**WRITTEN EXERCISE**
Output every entry exactly, from the first line to the last.

**PROVIDED ENTRIES**
— START —

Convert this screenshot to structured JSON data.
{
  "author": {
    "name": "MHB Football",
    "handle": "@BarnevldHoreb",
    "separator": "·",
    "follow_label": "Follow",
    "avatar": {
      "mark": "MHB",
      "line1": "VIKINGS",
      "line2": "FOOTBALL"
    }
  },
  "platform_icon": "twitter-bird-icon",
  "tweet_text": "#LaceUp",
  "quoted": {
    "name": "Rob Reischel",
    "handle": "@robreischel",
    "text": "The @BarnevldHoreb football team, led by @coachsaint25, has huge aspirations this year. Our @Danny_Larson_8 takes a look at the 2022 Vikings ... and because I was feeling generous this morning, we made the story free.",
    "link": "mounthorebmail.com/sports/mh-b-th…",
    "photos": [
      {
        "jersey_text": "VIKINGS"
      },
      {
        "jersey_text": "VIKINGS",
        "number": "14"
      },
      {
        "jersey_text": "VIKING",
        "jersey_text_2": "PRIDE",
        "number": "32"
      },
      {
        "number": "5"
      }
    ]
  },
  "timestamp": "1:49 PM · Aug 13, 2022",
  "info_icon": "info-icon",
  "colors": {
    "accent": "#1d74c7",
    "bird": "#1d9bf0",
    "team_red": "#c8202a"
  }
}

— END —

**EXERCISE ANSWER**
Convert this screenshot to structured JSON data.
{
  "author": {
    "name": "MHB Football",
    "handle": "@BarnevldHoreb",
    "separator": "·",
    "follow_label": "Follow",
    "avatar": {
      "mark": "MHB",
      "line1": "VIKINGS",
      "line2": "FOOTBALL"
    }
  },
  "platform_icon": "twitter-bird-icon",
  "tweet_text": "#LaceUp",
  "quoted": {
    "name": "Rob Reischel",
    "handle": "@robreischel",
    "text": "The @BarnevldHoreb football team, led by @coachsaint25, has huge aspirations this year. Our @Danny_Larson_8 takes a look at the 2022 Vikings ... and because I was feeling generous this morning, we made the story free.",
    "link": "mounthorebmail.com/sports/mh-b-th…",
    "photos": [
      {
        "jersey_text": "VIKINGS"
      },
      {
        "jersey_text": "VIKINGS",
        "number": "14"
      },
      {
        "jersey_text": "VIKING",
        "jersey_text_2": "PRIDE",
        "number": "32"
      },
      {
        "number": "5"
      }
    ]
  },
  "timestamp": "1:49 PM · Aug 13, 2022",
  "info_icon": "info-icon",
  "colors": {
    "accent": "#1d74c7",
    "bird": "#1d9bf0",
    "team_red": "#c8202a"
  }
}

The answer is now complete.